__INPUT FOR THIS TASK__
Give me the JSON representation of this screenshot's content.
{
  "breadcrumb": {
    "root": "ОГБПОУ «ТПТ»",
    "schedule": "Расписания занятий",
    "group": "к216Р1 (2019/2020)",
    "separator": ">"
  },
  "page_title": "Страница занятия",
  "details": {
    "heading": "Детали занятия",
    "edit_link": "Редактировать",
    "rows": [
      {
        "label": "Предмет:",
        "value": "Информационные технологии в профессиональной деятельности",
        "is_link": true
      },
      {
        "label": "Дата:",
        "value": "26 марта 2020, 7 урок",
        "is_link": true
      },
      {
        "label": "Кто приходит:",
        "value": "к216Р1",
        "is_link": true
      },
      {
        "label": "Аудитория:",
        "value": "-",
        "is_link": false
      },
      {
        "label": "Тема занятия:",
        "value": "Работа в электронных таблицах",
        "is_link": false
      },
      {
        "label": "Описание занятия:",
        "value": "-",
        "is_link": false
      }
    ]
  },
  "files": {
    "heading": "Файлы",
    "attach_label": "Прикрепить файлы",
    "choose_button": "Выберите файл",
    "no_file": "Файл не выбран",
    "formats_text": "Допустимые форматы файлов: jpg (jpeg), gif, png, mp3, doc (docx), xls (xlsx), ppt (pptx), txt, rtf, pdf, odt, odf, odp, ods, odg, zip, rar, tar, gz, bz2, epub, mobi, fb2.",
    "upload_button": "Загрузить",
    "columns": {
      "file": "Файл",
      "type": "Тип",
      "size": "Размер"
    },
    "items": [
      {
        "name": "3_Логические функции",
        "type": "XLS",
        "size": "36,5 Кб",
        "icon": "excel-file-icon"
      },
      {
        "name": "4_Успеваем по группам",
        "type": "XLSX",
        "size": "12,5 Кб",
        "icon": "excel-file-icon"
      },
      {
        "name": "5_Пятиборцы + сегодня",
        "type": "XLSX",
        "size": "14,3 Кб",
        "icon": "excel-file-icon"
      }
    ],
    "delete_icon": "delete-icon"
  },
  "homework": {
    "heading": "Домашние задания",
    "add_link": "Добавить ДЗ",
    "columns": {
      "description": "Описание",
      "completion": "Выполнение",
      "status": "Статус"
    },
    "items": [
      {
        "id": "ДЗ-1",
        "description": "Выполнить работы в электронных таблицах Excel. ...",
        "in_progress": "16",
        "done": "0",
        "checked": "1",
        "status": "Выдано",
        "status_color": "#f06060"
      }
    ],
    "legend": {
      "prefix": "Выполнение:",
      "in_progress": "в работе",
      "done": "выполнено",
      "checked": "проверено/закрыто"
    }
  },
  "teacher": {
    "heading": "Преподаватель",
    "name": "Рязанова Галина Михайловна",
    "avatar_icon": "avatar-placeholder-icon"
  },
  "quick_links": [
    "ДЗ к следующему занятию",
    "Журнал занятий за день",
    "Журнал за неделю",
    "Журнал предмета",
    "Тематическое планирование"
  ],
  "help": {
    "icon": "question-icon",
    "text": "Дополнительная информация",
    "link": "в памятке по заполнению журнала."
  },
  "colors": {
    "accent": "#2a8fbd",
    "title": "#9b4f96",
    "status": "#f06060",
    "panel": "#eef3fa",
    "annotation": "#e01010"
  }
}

__DIRECTIONS__
Lines containing the word "электронных" must all be returned from the material above.

__ANSWER TO THIS TASK__
        "value": "Работа в электронных таблицах",
        "description": "Выполнить работы в электронных таблицах Excel. ...",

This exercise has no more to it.